#### [Text shown]
****************************************

# Extreme Cheapskates



## londoncalling (Sep 17, 2011)

New show on TLC. Any body do any of these things themselves? Sharpening disposable razors? separating plies of toilet paper? Laundering paper towel in the sink? Take strangers leftovers from restaurant? And that's just the beginning....


----------



## FrugalTrader (Oct 13, 2008)

If I wasn't such a cheapskate I would subscribe to the channel.


----------



## dubmac (Jan 9, 2011)

FrugalTrader said:


> If I wasn't such a cheapskate I would subscribe to the channel.


I remember the case of a "ski-bum" living in Whistler who would go to the large chalets (Roundhouse, Rendezvous etc) between 11am to 1 pm and pass himself off as a "host" by cleaning off tables (and all those uneaten meals!) - he would consume loads of food in short amounts of time with the high amount of waste/uneaten food. 

Not something that appeals to me but - given some of the choices & lifestyles that some people lead (I am not including the poverty stricken in the statement) - I can see why people would find a niche like that!


----------



## tombiosis (Dec 18, 2010)

I saw a bit of an episode...this woman was cutting squares of material to use as washable toilet paper...she said she saves $240 a year by doing this...then I changed the chanel.


----------



## groceryalerts (May 5, 2009)

My wife and I are frugal but this show is an extreme!

This reminds me of the Office episode where the building owner seperates 2 ply toilet paper to save money.


----------



## Yudansha (May 14, 2011)

This reminds me of the time my college roommate and I had a toilet paper stand-off. A sort of Cold War if you will. 

After a few months of living together I realized I was always the one buying the toilet paper. I asked him to buy the next package, but he never ever did. This was the start of our war. 

After the last square was used, i stopped buying it. Instead I would horde toilet paper. I would hide a few rolls in my room and bring a fixed amount everytime I would goto the washroom. Sometimes if I was running out--being the poor student I was, I would stuff my pockets with toilet paper at school, to get me through another couple of days.

****************************************

#### [Data records]

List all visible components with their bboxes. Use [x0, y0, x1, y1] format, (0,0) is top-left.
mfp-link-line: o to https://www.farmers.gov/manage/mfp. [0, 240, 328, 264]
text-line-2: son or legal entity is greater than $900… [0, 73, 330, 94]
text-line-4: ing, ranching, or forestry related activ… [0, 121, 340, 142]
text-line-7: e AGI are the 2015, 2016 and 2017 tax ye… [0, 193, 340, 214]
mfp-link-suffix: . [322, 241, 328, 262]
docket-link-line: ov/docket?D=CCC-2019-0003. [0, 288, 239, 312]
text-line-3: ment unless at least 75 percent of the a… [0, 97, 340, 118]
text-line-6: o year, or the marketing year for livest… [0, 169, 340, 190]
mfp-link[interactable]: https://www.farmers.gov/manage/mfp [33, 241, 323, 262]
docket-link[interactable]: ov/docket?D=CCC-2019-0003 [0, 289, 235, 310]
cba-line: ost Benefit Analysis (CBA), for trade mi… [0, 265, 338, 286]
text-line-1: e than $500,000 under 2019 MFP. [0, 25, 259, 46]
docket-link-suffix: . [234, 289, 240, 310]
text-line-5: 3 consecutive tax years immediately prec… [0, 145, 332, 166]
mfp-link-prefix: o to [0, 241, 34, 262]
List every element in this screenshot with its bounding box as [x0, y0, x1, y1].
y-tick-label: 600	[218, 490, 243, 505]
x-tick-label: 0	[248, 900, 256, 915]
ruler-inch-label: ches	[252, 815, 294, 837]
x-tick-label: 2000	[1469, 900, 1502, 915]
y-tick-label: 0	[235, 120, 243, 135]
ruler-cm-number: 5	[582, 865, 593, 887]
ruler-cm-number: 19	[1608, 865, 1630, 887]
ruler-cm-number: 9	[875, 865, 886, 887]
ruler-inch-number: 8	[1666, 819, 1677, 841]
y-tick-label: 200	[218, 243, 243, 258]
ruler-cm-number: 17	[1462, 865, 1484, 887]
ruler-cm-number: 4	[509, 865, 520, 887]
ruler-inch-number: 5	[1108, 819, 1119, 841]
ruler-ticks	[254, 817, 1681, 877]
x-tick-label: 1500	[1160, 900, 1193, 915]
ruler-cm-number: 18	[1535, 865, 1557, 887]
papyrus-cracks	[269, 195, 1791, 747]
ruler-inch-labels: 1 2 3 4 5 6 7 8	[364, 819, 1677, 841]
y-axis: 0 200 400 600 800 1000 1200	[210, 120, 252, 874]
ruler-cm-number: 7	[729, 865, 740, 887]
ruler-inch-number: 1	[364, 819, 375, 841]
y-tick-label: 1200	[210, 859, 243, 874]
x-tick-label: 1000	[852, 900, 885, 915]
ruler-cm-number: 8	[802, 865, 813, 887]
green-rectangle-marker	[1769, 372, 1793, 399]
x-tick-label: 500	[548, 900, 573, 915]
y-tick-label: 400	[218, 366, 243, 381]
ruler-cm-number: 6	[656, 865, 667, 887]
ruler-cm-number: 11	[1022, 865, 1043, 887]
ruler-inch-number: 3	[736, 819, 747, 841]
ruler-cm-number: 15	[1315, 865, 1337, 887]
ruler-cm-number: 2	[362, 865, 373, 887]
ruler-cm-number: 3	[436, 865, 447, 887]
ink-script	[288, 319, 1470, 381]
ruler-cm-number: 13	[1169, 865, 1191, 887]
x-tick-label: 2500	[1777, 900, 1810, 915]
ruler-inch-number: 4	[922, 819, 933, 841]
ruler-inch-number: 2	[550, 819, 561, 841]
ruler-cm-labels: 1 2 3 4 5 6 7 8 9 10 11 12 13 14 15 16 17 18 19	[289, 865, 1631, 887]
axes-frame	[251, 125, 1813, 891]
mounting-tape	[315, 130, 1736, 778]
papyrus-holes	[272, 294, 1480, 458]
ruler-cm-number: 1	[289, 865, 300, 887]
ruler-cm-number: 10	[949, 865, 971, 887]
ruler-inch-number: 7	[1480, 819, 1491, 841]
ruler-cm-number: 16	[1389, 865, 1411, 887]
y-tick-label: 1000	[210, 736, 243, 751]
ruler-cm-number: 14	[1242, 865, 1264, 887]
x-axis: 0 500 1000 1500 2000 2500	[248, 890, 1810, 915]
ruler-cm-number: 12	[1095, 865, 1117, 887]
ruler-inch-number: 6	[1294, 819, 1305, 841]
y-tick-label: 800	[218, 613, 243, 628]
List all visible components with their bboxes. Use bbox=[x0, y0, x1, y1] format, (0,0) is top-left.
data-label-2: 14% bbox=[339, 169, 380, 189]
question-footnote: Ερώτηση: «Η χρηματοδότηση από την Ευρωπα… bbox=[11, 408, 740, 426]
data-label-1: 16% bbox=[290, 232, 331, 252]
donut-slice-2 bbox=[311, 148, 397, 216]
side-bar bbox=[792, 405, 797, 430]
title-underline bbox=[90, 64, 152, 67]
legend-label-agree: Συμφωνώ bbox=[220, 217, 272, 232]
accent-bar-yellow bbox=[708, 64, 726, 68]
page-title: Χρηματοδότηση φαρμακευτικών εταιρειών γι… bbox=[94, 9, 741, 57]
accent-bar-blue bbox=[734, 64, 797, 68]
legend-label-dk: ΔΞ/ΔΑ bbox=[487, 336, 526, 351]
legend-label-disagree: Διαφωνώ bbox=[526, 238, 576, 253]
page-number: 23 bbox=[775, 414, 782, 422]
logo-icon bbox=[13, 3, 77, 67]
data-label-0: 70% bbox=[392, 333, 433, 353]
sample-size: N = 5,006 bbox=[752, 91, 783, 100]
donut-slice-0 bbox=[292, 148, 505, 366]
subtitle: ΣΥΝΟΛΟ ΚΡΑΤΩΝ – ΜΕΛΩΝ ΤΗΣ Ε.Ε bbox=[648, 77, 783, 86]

****************************************

#### [Problems to work on]
(a) In the Extreme Cheapskates thread, how much does the woman cutting squares of material say she saves each year?
(b) Decide whether each statement agrees with the Extreme Cheapskates thread, giving yes or no and quoting the words of the thread that settle it: (i) The show airs on TLC. (ii) The ski-bum in Whistler passed himself off as a host. (iii) The college roommate bought the next package of toilet paper when asked.
(c) Extend the Extreme Cheapskates thread past its last sentence.
The listing has no connection to the Extreme Cheapskates thread.

#### [The results]
(a) She says she saves $240 a year.

(b)
(i) Yes: "New show on TLC."
(ii) Yes: "pass himself off as a "host" by cleaning off tables"
(iii) No: "I asked him to buy the next package, but he never ever did."

(c)
It was getting so ridiculous that when we had guests over they would complain to the lack of toilet paper and we had a few no wipers take place. But still neither of us would relent, in fact neither of us would even mention that not even a single roll existed in the apartment. 

Finally semester ended and I moved back to a home with an endless supply of squares. I still wonder if he had a secret stockpile too or maybe he had an alternative to toilet paper...Two stubborn people = no toilet paper for 3 months.


----------



## RedRose (Aug 2, 2011)

My father was born in 1900, signed up at 17yrs for the first WW, lived through the depression, lost his first wife to septic finger, as no antibiotics in 1936, met my mother during WW2, then had me just after the war.

I remember him scraping the butter off the butter paper as it had been rationed during the war. He kept lots of plastic containers, yogurt and margarine pots and stored things in them. He could'nt stand waste.
He never drove a car and walked or biked mostly everywhere. He lived till he was 91 in 1991.


----------



## tombiosis (Dec 18, 2010)

Yudansha said:


> semester ended and I moved back to a home with an endless supply of squares. I still wonder if he had a secret stockpile too or maybe he had an alternative to toilet paper...Two stubborn people = no toilet paper for 3 months.


haha
like on Seinfeld..."you mean you can't even spare one square!?"


----------



## Berubeland (Sep 6, 2009)

I had a retarded roommate once as well. He expected me to do all his dishes. So we had a standoff. It was disgusting because my first apartment in Toronto had cockroaches. FYI he also used to sneak his dirty clothes into my laundry hoping I would do it. 

The stand off lasted 4 months until I kicked him out. 

Then I did the dishes.


----------



## kcowan (Jul 1, 2010)

We were in a 6 bedroom penthouse with 6 tenants. The rule was to wash dishes before you neede them. Once a week, we washed them all because we had a dinner together.


----------



## Dmoney (Apr 28, 2011)

Berubeland said:


> I had a retarded roommate once as well. He expected me to do all his dishes. So we had a standoff. It was disgusting because my first apartment in Toronto had cockroaches. FYI he also used to sneak his dirty clothes into my laundry hoping I would do it.
> 
> The stand off lasted 4 months until I kicked him out.
> 
> Then I did the dishes.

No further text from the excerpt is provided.